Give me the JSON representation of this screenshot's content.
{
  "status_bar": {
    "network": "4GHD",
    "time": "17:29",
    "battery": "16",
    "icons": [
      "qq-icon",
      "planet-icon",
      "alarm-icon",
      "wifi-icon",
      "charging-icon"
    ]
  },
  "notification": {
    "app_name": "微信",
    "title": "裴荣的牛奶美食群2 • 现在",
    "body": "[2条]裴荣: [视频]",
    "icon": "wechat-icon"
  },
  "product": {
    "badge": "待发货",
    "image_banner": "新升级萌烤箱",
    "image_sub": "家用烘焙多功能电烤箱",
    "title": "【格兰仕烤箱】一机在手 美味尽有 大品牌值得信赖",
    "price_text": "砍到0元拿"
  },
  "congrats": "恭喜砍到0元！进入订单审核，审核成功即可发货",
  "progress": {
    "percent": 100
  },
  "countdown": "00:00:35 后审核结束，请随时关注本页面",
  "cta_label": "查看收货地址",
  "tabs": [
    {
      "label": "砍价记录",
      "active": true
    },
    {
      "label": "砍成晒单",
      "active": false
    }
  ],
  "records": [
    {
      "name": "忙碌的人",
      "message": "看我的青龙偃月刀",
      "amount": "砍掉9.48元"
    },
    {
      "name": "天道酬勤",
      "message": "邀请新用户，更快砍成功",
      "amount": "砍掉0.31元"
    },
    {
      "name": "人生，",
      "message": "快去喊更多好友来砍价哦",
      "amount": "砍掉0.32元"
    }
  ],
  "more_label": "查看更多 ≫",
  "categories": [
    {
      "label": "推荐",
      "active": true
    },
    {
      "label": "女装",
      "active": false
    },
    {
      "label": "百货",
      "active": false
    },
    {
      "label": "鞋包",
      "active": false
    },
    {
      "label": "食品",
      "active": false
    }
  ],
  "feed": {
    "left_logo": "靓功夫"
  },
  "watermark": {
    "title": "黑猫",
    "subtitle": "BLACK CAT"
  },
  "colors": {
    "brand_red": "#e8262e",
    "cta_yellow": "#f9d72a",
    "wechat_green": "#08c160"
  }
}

Work to complete
From the data above, work out how many lines hold "message". Answer with the number alone.

Problem solution
3